--- STORED DATA ---

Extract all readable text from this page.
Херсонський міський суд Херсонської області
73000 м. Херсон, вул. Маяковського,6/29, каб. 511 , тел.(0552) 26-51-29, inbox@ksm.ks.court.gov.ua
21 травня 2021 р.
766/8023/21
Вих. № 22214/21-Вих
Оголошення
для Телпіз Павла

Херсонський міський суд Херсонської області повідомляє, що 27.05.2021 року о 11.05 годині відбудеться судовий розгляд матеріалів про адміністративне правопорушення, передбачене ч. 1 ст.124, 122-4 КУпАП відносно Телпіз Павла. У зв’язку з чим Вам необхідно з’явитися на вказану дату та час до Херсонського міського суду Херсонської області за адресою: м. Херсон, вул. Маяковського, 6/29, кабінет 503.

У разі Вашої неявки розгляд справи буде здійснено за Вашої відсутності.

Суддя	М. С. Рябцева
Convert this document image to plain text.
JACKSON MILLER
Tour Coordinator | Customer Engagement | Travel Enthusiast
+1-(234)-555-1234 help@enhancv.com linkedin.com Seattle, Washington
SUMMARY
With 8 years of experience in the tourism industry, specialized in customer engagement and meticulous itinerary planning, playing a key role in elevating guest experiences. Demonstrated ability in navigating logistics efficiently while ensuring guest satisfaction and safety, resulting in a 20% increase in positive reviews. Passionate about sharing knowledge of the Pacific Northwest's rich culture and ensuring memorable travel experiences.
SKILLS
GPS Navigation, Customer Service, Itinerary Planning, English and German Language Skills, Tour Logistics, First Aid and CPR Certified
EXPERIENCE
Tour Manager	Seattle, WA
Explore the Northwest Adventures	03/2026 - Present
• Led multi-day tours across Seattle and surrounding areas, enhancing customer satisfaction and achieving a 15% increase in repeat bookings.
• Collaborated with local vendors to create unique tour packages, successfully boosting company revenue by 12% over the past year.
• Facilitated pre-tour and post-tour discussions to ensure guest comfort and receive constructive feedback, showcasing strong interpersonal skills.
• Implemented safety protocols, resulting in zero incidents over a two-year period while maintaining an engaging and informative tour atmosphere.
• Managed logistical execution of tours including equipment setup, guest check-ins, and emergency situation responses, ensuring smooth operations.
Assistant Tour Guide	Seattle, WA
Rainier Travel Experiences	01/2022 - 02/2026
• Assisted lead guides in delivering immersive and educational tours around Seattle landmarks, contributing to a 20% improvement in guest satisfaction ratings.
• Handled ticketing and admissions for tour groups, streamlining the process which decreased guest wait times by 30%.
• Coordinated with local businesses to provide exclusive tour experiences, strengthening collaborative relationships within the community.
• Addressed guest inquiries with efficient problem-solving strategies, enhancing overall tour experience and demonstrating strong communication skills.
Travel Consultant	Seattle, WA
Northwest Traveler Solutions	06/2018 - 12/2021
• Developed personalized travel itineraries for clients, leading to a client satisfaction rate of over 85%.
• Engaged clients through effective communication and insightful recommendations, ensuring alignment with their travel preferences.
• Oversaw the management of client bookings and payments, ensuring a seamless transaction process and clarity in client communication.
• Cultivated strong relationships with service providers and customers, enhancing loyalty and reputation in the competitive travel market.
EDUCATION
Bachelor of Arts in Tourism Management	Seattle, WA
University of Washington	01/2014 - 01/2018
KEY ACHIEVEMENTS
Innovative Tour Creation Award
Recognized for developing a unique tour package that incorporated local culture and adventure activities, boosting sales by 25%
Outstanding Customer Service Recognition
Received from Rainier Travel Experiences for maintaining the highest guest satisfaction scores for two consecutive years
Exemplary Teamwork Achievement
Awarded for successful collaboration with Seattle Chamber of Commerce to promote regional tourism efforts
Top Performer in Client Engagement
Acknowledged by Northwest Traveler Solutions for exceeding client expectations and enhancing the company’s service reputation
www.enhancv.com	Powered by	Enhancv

---

Reproduce the material above exactly; please quote every line of it.

_CORRECT RESPONSE_
Extract all readable text from this page.
Херсонський міський суд Херсонської області
73000 м. Херсон, вул. Маяковського,6/29, каб. 511 , тел.(0552) 26-51-29, inbox@ksm.ks.court.gov.ua
21 травня 2021 р.
766/8023/21
Вих. № 22214/21-Вих
Оголошення
для Телпіз Павла

Херсонський міський суд Херсонської області повідомляє, що 27.05.2021 року о 11.05 годині відбудеться судовий розгляд матеріалів про адміністративне правопорушення, передбачене ч. 1 ст.124, 122-4 КУпАП відносно Телпіз Павла. У зв’язку з чим Вам необхідно з’явитися на вказану дату та час до Херсонського міського суду Херсонської області за адресою: м. Херсон, вул. Маяковського, 6/29, кабінет 503.

У разі Вашої неявки розгляд справи буде здійснено за Вашої відсутності.

Суддя	М. С. Рябцева
Convert this document image to plain text.
JACKSON MILLER
Tour Coordinator | Customer Engagement | Travel Enthusiast
+1-(234)-555-1234 help@enhancv.com linkedin.com Seattle, Washington
SUMMARY
With 8 years of experience in the tourism industry, specialized in customer engagement and meticulous itinerary planning, playing a key role in elevating guest experiences. Demonstrated ability in navigating logistics efficiently while ensuring guest satisfaction and safety, resulting in a 20% increase in positive reviews. Passionate about sharing knowledge of the Pacific Northwest's rich culture and ensuring memorable travel experiences.
SKILLS
GPS Navigation, Customer Service, Itinerary Planning, English and German Language Skills, Tour Logistics, First Aid and CPR Certified
EXPERIENCE
Tour Manager	Seattle, WA
Explore the Northwest Adventures	03/2026 - Present
• Led multi-day tours across Seattle and surrounding areas, enhancing customer satisfaction and achieving a 15% increase in repeat bookings.
• Collaborated with local vendors to create unique tour packages, successfully boosting company revenue by 12% over the past year.
• Facilitated pre-tour and post-tour discussions to ensure guest comfort and receive constructive feedback, showcasing strong interpersonal skills.
• Implemented safety protocols, resulting in zero incidents over a two-year period while maintaining an engaging and informative tour atmosphere.
• Managed logistical execution of tours including equipment setup, guest check-ins, and emergency situation responses, ensuring smooth operations.
Assistant Tour Guide	Seattle, WA
Rainier Travel Experiences	01/2022 - 02/2026
• Assisted lead guides in delivering immersive and educational tours around Seattle landmarks, contributing to a 20% improvement in guest satisfaction ratings.
• Handled ticketing and admissions for tour groups, streamlining the process which decreased guest wait times by 30%.
• Coordinated with local businesses to provide exclusive tour experiences, strengthening collaborative relationships within the community.
• Addressed guest inquiries with efficient problem-solving strategies, enhancing overall tour experience and demonstrating strong communication skills.
Travel Consultant	Seattle, WA
Northwest Traveler Solutions	06/2018 - 12/2021
• Developed personalized travel itineraries for clients, leading to a client satisfaction rate of over 85%.
• Engaged clients through effective communication and insightful recommendations, ensuring alignment with their travel preferences.
• Oversaw the management of client bookings and payments, ensuring a seamless transaction process and clarity in client communication.
• Cultivated strong relationships with service providers and customers, enhancing loyalty and reputation in the competitive travel market.
EDUCATION
Bachelor of Arts in Tourism Management	Seattle, WA
University of Washington	01/2014 - 01/2018
KEY ACHIEVEMENTS
Innovative Tour Creation Award
Recognized for developing a unique tour package that incorporated local culture and adventure activities, boosting sales by 25%
Outstanding Customer Service Recognition
Received from Rainier Travel Experiences for maintaining the highest guest satisfaction scores for two consecutive years
Exemplary Teamwork Achievement
Awarded for successful collaboration with Seattle Chamber of Commerce to promote regional tourism efforts
Top Performer in Client Engagement
Acknowledged by Northwest Traveler Solutions for exceeding client expectations and enhancing the company’s service reputation
www.enhancv.com	Powered by	Enhancv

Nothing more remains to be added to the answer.